▶ **The task**: Lines containing the word "USDC" are to be located and copied.

▶ **Records for this task**:
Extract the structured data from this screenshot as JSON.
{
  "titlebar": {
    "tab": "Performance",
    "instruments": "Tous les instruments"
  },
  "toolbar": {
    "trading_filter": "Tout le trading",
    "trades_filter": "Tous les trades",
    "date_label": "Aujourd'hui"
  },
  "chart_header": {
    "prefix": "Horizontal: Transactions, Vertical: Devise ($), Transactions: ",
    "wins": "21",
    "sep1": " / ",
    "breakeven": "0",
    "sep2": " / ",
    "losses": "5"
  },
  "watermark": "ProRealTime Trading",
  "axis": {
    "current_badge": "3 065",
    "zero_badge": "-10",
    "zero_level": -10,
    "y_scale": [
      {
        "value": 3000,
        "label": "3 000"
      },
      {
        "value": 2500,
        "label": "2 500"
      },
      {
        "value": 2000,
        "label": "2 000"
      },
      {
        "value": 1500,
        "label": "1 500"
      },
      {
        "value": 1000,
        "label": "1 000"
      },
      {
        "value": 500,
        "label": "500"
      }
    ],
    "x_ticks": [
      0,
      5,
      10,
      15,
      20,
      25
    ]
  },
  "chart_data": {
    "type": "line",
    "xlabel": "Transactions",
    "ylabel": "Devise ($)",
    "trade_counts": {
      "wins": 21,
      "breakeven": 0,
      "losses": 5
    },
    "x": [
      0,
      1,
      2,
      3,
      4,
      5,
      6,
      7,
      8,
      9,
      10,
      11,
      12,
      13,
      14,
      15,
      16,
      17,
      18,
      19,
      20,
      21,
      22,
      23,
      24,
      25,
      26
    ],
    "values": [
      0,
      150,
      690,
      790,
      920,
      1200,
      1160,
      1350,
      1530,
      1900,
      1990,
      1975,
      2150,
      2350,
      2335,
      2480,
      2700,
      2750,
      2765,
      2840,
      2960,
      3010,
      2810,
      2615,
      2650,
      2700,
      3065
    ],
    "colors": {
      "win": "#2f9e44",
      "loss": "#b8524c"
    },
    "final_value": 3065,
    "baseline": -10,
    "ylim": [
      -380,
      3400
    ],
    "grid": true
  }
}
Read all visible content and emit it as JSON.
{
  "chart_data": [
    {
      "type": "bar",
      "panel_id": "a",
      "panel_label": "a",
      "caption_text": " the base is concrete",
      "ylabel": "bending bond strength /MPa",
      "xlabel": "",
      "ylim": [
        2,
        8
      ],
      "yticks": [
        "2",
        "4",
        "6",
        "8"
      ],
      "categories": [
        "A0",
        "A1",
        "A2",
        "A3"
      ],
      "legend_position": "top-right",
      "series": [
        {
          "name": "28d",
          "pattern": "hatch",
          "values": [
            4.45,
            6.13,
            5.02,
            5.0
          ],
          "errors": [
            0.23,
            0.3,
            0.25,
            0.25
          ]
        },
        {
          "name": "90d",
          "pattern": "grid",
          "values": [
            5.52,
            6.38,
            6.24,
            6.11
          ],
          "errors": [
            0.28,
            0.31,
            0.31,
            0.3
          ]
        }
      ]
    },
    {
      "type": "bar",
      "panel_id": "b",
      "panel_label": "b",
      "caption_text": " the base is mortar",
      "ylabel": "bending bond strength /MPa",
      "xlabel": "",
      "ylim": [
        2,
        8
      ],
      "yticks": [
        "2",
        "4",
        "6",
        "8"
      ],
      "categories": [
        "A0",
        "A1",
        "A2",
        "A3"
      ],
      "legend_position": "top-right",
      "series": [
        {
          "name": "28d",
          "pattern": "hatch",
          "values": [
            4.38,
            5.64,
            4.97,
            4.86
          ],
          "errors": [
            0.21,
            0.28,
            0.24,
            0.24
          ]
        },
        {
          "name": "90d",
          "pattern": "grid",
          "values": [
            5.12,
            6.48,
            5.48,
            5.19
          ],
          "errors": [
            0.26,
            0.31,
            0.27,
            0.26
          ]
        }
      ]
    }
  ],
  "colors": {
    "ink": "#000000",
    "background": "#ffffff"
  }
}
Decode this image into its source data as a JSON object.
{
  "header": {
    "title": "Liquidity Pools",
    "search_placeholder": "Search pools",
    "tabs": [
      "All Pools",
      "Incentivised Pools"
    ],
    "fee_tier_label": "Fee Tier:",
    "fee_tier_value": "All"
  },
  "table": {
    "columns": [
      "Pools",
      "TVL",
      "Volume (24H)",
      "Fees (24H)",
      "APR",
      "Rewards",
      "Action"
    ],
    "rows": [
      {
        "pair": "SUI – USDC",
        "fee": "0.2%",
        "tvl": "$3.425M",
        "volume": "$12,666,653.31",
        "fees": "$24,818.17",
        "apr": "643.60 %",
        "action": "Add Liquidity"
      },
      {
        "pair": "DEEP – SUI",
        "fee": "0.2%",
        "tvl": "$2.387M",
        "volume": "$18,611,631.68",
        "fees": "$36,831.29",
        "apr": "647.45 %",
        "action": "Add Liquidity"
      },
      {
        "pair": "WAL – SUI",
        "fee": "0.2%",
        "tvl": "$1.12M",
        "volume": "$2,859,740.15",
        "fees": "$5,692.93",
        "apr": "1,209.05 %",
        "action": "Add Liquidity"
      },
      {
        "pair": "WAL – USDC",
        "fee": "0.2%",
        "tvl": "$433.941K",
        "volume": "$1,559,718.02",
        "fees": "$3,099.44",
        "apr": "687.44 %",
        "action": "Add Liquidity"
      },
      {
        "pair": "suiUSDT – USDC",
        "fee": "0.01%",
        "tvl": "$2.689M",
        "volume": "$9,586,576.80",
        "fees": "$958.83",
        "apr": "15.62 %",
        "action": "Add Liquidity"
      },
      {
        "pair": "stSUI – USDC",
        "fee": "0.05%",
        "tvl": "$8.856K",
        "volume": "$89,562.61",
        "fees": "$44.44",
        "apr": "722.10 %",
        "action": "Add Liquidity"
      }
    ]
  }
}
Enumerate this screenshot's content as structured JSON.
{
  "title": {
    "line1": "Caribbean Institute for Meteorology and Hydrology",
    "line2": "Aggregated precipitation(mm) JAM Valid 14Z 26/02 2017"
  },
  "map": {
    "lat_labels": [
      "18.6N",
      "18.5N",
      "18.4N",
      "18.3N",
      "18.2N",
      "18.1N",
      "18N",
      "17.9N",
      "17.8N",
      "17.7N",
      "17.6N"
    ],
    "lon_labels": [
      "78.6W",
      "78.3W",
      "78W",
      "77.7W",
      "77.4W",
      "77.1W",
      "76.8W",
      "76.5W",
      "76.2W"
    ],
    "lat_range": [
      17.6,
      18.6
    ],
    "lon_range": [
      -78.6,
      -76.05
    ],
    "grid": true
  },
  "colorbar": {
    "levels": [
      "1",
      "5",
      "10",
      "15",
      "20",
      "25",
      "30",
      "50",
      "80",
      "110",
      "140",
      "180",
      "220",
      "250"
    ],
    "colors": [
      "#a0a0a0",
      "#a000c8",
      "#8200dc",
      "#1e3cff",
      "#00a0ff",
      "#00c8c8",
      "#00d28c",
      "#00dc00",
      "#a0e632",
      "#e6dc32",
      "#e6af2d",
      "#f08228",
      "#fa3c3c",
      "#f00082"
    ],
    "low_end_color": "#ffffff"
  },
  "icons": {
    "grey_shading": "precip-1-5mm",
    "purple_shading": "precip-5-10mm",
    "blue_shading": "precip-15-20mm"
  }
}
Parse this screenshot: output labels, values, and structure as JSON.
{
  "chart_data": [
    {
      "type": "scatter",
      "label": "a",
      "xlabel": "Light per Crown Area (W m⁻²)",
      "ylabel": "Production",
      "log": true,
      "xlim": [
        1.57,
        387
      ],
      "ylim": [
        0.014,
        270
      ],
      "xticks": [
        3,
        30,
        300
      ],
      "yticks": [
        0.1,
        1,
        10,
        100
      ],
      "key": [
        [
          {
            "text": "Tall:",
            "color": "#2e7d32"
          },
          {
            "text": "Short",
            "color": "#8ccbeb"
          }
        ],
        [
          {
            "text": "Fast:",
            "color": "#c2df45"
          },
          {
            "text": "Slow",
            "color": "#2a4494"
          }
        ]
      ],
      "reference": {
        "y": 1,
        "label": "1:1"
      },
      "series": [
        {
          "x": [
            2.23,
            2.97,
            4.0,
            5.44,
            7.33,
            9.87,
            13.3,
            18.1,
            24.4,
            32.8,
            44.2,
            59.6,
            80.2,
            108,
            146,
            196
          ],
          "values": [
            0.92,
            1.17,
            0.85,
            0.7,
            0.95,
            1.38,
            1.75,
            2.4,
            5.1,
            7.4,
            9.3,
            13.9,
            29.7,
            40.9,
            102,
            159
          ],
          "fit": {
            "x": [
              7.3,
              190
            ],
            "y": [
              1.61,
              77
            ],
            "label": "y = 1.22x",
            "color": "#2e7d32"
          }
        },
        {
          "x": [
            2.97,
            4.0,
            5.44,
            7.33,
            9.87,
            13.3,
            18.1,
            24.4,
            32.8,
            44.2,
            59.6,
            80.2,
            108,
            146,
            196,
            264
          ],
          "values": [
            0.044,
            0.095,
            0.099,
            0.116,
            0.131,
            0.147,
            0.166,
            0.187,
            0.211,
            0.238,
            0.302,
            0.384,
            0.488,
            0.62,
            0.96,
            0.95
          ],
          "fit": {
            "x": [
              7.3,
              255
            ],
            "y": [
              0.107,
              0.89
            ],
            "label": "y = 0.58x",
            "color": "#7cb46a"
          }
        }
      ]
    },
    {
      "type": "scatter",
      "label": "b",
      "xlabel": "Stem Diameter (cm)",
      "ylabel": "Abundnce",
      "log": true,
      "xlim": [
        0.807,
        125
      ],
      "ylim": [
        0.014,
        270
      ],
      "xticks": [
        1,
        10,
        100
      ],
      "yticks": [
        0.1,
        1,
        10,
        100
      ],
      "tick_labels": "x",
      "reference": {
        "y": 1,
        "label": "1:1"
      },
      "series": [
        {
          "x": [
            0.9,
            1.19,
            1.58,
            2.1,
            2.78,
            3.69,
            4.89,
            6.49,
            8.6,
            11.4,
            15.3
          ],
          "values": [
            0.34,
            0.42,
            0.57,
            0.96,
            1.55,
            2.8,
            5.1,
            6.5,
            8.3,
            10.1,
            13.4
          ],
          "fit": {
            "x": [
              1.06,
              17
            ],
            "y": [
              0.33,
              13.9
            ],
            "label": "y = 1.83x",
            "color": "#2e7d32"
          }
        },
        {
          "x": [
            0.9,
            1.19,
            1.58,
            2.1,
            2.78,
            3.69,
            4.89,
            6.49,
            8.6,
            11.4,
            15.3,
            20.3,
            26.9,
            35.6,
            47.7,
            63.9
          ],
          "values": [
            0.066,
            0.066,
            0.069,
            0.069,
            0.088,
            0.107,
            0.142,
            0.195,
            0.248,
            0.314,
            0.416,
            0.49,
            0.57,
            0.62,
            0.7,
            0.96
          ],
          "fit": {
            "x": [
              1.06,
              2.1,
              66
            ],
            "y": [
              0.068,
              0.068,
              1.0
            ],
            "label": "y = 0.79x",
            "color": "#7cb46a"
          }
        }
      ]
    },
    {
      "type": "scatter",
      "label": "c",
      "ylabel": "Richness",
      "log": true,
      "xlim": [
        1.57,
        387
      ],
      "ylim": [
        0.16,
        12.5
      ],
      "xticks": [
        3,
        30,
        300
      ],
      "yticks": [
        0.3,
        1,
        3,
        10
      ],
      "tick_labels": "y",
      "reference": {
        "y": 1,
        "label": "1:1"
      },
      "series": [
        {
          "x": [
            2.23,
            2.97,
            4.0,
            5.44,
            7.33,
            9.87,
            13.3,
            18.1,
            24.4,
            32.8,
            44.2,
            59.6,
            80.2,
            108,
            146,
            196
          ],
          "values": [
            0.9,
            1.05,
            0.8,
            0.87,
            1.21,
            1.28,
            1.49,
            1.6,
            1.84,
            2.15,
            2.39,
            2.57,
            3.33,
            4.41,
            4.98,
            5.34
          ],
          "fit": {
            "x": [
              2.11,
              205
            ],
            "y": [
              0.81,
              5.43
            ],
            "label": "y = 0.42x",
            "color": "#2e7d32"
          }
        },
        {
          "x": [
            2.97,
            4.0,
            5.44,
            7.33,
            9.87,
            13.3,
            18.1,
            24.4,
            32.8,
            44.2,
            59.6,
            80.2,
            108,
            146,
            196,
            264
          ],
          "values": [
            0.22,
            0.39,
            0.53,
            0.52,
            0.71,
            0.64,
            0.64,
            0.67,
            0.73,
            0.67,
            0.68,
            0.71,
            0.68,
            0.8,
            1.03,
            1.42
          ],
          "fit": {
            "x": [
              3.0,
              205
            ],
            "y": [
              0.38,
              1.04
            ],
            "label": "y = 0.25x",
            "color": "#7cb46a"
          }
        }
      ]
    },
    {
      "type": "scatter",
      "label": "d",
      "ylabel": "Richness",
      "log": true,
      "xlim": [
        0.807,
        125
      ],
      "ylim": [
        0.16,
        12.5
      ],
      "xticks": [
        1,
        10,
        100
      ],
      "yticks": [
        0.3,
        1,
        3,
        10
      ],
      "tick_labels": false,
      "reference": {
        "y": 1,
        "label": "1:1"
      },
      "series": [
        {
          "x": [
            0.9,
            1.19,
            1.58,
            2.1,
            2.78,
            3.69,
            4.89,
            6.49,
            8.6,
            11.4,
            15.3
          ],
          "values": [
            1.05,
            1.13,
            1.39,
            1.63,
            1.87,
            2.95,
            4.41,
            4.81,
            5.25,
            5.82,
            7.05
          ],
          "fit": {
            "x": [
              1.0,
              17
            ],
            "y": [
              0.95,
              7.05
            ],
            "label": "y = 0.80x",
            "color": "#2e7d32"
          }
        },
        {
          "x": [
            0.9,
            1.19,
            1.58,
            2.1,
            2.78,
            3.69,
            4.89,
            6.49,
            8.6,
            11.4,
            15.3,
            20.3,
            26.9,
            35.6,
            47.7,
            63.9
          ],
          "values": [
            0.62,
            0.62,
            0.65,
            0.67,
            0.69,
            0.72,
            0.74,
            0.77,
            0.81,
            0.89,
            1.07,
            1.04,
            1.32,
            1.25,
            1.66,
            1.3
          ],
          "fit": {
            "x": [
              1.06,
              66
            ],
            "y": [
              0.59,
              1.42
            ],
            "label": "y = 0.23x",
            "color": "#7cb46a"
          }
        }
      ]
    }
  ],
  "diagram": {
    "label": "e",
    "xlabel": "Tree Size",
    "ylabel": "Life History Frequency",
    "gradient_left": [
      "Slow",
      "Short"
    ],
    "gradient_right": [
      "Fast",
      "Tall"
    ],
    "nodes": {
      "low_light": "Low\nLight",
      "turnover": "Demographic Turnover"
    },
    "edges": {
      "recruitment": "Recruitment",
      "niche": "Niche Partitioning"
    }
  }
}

▶ **The completed task**:
        "pair": "SUI – USDC",
        "pair": "WAL – USDC",
        "pair": "suiUSDT – USDC",
        "pair": "stSUI – USDC",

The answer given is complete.